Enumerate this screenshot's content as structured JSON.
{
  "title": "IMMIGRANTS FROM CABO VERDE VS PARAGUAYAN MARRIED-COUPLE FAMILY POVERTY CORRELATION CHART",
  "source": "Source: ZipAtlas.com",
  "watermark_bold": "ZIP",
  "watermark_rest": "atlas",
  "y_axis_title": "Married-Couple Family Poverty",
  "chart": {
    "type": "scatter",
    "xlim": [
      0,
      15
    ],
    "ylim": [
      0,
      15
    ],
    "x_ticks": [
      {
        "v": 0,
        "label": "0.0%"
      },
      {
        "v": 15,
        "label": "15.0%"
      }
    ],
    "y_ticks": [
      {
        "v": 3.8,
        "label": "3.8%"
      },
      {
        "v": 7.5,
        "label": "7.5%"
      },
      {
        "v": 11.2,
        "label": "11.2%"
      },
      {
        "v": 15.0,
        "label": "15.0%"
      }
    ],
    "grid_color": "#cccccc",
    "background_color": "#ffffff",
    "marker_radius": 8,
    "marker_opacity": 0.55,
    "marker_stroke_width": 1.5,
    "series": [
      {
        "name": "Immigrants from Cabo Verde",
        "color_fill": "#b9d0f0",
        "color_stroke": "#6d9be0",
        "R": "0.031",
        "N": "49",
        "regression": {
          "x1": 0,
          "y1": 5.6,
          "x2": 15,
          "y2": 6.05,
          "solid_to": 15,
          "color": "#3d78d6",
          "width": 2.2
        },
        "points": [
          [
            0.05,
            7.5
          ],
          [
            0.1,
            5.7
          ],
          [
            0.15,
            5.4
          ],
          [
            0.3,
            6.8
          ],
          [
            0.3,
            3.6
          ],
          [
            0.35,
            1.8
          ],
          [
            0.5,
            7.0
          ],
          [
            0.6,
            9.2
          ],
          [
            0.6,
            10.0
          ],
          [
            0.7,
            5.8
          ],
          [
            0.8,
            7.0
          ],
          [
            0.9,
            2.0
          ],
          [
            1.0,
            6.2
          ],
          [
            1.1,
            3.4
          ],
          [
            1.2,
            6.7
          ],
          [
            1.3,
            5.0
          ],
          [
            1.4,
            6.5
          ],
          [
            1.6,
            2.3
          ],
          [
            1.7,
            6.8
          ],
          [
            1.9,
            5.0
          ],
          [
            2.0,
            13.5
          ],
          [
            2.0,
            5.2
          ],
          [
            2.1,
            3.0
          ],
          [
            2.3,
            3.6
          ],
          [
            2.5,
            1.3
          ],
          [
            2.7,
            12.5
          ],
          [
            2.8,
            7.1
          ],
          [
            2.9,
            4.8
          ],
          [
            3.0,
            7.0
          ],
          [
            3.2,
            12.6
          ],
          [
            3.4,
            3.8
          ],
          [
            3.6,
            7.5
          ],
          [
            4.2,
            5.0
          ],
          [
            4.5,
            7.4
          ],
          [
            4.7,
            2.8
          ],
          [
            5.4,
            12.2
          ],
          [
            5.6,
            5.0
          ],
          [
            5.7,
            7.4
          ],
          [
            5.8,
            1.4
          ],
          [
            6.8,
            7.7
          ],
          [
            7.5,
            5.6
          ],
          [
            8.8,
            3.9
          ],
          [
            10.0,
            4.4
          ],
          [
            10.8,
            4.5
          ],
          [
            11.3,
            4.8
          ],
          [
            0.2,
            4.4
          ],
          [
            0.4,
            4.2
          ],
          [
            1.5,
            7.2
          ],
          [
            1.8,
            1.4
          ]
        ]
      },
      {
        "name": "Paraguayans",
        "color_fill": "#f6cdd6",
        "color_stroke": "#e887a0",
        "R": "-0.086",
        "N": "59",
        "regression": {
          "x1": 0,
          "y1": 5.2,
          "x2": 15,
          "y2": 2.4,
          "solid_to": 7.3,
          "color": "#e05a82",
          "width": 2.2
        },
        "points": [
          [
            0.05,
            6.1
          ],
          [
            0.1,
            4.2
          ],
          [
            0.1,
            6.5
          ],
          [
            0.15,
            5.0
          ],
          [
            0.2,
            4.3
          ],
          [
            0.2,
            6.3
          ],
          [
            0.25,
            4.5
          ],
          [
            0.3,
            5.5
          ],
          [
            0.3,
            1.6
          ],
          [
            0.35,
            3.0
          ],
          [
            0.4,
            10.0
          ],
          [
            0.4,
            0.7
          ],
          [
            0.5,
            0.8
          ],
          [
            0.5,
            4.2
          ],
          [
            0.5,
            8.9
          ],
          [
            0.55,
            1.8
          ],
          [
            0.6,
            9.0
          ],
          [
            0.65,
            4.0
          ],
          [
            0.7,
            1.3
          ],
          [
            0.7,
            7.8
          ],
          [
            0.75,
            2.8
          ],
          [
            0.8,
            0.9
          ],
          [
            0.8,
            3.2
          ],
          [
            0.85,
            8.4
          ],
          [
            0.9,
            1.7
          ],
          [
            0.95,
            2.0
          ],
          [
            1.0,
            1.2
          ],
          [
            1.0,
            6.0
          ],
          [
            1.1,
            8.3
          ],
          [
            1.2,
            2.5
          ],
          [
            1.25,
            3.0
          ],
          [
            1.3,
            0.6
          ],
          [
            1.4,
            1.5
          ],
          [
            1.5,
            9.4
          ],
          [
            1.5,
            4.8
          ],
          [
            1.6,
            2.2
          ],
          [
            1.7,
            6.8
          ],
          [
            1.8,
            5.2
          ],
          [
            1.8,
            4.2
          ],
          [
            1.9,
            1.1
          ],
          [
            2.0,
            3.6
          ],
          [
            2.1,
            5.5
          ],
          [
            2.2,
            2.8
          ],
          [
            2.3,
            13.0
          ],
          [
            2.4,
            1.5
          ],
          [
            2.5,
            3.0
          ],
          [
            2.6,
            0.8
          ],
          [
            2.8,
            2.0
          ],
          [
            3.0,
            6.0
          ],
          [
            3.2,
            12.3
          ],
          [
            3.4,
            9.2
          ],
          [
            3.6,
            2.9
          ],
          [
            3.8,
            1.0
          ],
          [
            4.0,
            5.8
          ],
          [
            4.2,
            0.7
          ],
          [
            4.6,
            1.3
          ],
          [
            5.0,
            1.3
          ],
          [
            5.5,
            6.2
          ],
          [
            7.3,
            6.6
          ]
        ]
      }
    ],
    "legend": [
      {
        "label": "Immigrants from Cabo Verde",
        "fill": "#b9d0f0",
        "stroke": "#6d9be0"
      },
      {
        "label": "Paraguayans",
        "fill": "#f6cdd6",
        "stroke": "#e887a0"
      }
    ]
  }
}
--
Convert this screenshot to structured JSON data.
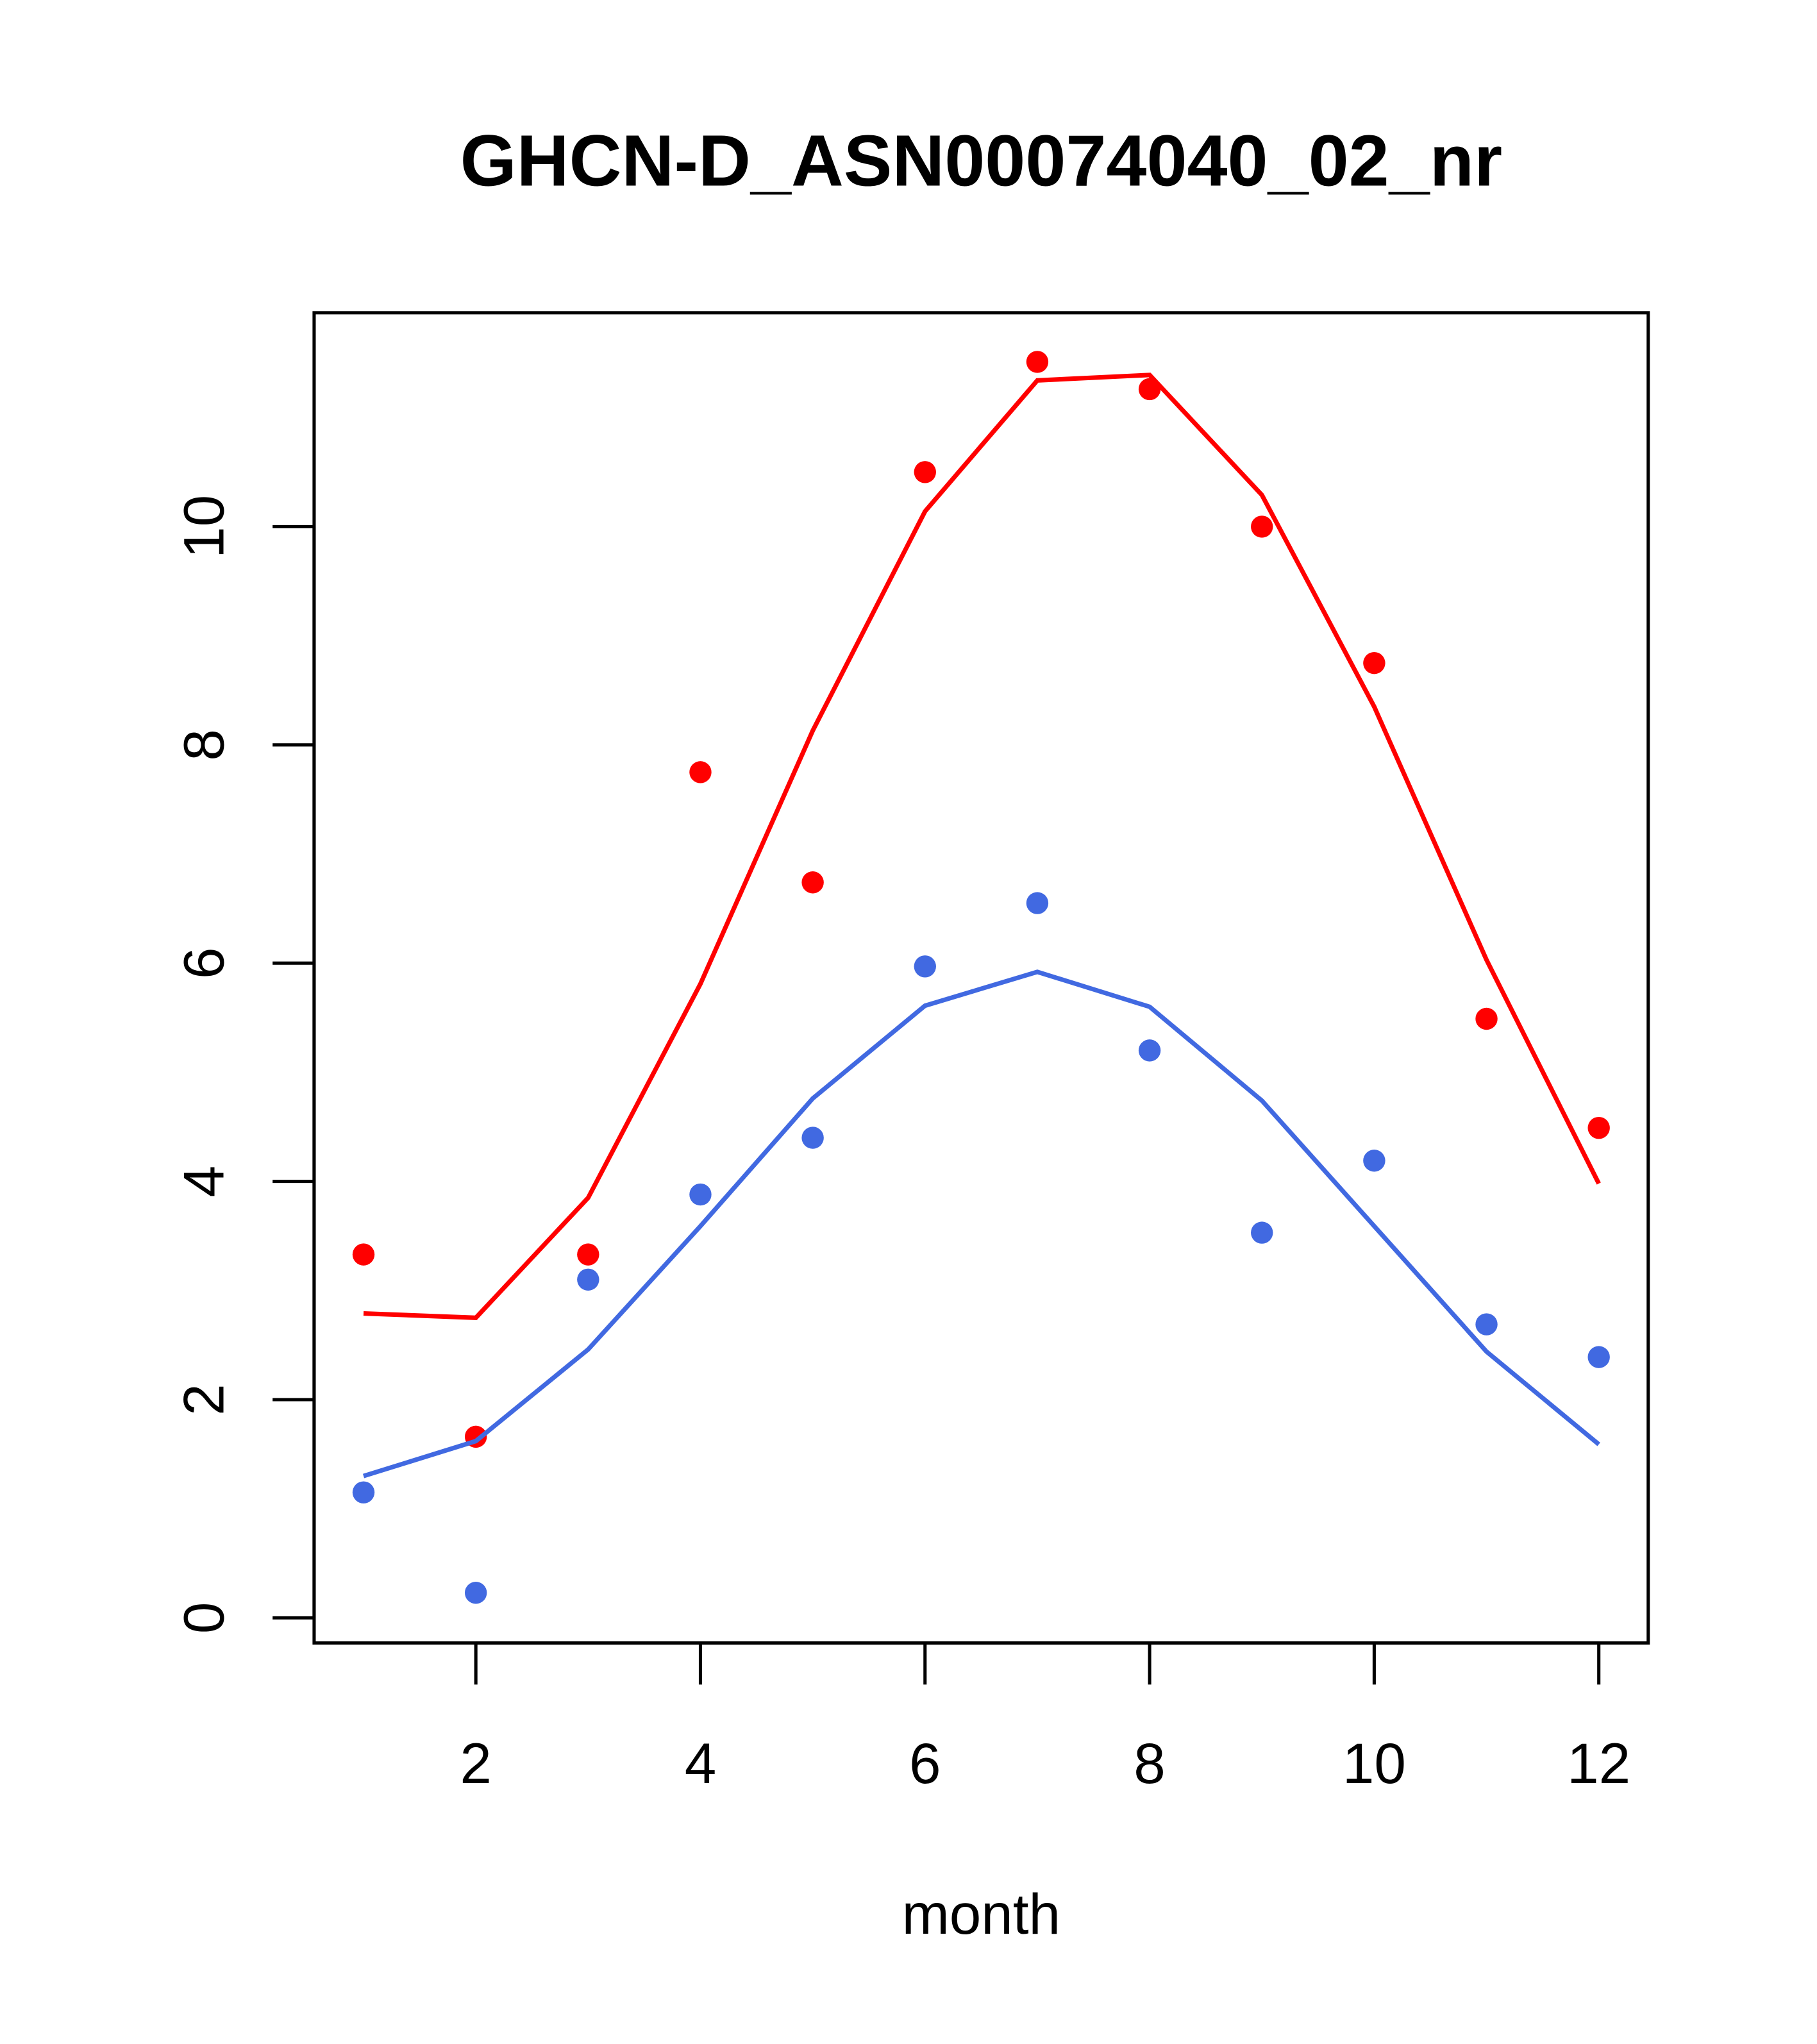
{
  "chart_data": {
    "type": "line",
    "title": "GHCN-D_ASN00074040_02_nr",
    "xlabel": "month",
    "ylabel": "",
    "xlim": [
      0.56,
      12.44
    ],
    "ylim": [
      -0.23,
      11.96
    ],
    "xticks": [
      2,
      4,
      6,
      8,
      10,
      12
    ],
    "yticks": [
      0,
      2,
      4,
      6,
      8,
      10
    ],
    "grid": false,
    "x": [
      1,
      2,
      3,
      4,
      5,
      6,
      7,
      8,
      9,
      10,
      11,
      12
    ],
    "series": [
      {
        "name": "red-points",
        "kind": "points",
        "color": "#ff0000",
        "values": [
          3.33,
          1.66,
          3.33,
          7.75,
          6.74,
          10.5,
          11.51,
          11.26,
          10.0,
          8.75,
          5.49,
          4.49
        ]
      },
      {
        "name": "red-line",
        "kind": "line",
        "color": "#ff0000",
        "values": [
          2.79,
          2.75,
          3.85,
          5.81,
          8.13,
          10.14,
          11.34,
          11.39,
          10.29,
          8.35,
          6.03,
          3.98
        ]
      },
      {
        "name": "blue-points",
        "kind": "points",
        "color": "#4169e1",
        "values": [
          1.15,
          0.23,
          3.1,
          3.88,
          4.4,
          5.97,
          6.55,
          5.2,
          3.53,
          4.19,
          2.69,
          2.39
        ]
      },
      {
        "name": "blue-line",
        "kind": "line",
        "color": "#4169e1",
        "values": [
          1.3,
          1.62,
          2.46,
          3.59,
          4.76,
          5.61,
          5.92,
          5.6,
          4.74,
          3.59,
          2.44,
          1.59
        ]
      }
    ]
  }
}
==
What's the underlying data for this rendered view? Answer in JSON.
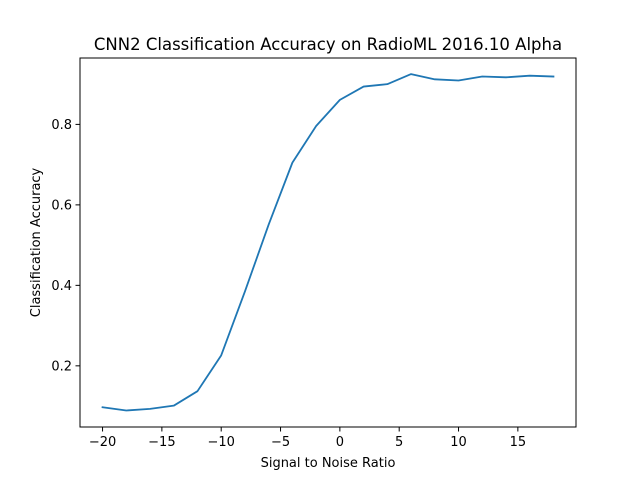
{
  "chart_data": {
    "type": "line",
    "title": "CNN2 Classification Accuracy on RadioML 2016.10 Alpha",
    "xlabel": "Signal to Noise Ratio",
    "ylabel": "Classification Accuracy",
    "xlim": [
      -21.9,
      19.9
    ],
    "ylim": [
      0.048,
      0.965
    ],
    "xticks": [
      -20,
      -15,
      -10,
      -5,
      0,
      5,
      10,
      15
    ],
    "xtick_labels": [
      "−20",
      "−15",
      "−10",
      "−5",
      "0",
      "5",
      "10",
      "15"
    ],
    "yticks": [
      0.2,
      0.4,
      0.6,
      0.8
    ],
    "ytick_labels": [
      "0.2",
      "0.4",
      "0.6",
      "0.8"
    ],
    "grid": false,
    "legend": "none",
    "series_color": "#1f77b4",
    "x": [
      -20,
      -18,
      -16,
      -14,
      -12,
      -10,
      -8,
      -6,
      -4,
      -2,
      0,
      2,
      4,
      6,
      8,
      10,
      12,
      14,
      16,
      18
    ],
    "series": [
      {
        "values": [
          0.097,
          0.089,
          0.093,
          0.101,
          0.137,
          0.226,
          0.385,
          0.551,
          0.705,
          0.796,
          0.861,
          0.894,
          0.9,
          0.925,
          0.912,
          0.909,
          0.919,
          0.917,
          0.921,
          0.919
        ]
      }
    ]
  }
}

▸ **What to do**
Collect the lines of the data that carry the word "screenshot".

▸ **Output**
Enumerate this screenshot's content as structured JSON.
Convert this screenshot to structured JSON data.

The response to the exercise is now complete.